Begin

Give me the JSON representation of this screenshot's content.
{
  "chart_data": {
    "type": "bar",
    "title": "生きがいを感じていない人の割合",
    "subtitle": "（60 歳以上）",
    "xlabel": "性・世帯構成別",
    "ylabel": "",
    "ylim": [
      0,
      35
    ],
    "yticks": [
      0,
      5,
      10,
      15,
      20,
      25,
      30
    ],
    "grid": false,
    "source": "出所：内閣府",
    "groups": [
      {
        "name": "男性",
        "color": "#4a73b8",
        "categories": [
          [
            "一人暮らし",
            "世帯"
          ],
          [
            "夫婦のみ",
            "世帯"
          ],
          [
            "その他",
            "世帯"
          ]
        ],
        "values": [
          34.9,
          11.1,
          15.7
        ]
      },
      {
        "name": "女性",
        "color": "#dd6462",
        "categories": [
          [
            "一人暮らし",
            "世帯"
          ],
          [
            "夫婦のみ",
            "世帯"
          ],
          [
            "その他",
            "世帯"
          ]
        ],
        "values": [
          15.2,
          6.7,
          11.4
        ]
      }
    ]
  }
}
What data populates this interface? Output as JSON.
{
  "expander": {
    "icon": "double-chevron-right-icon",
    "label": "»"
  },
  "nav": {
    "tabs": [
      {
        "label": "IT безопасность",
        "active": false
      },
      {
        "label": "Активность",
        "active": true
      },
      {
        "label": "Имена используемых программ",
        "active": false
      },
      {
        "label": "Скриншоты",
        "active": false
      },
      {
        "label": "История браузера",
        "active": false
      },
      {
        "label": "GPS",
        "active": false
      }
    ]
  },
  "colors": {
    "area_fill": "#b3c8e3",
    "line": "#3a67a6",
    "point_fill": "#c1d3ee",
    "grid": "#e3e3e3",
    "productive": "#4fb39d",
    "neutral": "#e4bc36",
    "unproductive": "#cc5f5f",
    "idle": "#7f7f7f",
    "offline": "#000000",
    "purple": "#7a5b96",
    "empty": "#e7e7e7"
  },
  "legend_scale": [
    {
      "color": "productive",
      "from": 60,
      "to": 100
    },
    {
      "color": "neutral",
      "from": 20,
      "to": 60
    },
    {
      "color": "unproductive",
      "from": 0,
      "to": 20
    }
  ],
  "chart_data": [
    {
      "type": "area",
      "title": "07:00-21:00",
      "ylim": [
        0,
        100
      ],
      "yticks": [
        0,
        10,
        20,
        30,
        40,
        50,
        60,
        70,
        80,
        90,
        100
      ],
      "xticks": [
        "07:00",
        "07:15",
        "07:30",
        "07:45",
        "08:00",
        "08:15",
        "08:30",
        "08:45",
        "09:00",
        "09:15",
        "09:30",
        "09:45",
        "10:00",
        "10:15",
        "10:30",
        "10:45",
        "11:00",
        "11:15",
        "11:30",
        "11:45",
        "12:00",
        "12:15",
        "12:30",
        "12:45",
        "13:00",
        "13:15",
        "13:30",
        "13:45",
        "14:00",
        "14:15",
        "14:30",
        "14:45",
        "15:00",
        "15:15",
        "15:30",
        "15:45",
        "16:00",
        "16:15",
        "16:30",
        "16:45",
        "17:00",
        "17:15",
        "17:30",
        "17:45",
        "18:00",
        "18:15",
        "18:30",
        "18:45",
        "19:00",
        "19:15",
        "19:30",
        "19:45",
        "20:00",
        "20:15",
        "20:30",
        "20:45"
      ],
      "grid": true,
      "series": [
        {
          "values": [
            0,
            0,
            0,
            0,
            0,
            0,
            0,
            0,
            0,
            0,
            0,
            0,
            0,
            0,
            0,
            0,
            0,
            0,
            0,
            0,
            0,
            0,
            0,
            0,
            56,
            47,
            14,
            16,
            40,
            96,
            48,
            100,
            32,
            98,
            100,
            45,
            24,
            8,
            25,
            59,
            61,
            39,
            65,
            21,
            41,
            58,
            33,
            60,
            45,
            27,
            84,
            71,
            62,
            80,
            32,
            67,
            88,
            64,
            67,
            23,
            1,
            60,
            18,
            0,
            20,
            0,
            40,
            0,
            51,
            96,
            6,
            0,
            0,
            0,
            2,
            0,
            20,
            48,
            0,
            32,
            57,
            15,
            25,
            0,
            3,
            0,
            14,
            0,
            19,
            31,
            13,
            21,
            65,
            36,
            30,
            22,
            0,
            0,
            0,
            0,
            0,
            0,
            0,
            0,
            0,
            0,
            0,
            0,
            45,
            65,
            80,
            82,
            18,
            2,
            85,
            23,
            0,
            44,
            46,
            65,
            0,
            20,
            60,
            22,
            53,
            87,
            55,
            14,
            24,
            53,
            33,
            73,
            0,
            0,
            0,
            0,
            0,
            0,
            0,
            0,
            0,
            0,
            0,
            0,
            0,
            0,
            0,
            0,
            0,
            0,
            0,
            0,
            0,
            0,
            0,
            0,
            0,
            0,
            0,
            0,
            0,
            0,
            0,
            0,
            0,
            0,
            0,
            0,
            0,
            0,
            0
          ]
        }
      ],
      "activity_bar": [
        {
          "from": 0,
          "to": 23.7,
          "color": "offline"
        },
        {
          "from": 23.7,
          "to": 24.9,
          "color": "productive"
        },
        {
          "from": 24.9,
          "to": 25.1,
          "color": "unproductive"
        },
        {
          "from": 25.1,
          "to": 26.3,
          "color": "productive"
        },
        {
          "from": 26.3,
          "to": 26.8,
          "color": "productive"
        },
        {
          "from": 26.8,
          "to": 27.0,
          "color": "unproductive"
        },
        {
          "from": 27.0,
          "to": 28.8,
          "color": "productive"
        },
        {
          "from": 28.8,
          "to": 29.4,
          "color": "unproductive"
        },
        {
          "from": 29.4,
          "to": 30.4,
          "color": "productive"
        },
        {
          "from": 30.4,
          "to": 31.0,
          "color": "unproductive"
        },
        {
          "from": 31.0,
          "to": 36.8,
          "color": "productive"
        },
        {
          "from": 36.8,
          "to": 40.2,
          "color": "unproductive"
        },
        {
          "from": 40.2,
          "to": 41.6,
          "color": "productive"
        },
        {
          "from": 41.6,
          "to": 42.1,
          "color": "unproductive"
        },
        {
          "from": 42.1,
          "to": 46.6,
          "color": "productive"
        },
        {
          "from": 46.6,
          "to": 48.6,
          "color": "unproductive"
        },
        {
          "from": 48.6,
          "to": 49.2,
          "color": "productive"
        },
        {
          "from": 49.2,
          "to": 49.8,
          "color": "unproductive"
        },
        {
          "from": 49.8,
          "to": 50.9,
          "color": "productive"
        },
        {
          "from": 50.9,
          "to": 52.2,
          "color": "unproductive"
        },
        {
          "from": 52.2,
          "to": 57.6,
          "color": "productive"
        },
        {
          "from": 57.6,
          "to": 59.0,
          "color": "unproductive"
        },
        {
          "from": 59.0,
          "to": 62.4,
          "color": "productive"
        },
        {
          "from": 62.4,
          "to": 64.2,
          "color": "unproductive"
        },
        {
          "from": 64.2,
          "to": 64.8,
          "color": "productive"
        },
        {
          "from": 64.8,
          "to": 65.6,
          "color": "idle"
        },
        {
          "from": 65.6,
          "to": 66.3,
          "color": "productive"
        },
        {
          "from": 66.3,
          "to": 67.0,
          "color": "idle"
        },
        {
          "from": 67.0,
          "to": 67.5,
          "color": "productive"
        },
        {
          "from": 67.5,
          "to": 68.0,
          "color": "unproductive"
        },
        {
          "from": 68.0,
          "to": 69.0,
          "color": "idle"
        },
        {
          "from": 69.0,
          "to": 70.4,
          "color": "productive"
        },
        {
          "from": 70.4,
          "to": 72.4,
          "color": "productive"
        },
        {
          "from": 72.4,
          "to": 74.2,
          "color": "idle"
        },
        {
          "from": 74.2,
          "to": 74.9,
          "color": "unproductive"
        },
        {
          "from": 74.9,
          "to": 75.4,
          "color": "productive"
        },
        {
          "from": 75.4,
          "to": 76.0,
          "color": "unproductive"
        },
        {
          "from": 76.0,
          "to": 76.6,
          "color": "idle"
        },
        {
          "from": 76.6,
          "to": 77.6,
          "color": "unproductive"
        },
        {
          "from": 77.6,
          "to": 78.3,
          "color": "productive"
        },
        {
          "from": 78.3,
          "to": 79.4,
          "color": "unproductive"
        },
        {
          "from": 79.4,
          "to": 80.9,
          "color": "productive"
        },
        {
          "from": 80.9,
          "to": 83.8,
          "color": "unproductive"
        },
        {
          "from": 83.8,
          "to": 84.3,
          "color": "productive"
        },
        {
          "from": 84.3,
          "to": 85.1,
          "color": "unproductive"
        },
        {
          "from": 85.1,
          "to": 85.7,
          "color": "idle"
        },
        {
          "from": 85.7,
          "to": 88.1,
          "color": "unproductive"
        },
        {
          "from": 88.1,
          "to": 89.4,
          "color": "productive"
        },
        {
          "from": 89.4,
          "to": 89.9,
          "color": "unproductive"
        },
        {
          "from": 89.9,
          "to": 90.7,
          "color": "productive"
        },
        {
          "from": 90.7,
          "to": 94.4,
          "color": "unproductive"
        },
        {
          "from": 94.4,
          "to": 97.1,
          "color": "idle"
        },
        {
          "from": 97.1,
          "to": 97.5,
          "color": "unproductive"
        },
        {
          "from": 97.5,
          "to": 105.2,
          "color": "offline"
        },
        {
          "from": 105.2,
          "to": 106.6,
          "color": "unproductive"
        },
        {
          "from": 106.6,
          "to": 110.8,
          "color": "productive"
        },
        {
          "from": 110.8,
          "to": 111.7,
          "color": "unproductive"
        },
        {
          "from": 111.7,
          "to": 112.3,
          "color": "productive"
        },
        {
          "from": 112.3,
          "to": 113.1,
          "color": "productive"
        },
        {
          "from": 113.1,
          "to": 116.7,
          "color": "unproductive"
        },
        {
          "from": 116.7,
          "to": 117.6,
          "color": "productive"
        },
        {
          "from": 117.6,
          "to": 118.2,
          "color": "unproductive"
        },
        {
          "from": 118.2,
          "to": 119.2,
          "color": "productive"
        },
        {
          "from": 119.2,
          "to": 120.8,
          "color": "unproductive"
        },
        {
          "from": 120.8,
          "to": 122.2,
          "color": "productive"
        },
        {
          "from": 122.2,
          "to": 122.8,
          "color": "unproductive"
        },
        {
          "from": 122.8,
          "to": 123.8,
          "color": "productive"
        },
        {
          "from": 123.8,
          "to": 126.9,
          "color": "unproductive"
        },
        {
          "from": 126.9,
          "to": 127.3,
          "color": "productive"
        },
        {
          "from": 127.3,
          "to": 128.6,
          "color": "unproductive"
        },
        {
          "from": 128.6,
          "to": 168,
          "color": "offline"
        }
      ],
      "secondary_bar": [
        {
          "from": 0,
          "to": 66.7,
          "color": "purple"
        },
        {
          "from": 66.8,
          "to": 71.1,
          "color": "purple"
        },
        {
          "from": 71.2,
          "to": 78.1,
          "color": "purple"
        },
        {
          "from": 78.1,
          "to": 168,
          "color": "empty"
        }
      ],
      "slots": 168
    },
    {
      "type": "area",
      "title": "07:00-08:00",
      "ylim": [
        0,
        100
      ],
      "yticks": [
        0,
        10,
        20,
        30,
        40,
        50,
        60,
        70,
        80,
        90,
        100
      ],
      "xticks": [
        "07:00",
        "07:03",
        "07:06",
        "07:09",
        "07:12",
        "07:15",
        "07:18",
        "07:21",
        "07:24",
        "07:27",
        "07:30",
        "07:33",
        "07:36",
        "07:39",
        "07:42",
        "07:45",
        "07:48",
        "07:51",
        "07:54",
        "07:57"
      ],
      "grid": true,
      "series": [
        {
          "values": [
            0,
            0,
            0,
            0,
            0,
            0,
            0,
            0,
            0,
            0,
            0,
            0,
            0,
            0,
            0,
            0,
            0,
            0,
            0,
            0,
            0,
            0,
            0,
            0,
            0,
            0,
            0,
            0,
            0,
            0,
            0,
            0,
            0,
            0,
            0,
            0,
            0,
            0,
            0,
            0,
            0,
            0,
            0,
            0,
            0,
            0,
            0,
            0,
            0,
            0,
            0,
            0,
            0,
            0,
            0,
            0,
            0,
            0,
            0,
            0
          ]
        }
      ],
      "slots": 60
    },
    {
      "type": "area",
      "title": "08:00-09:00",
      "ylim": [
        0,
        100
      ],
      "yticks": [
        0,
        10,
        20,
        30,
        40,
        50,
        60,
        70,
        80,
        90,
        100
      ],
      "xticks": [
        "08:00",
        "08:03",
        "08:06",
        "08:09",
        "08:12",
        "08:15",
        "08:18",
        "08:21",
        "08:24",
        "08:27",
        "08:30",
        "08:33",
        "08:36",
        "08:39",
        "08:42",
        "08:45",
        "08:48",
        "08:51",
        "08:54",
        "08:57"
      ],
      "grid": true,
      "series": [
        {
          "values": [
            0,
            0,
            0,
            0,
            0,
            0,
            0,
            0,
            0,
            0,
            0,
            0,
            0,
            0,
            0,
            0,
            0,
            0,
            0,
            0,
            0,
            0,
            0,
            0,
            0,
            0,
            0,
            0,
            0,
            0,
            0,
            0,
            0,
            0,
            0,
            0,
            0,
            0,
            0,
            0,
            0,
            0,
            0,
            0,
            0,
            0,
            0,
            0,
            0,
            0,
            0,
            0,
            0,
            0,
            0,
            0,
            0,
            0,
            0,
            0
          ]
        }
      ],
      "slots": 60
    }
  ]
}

End

» Problem requirements
Gather up, from the records above, each line where the word "this" appears.

» Task answer
Give me the JSON representation of this screenshot's content.
What data populates this interface? Output as JSON.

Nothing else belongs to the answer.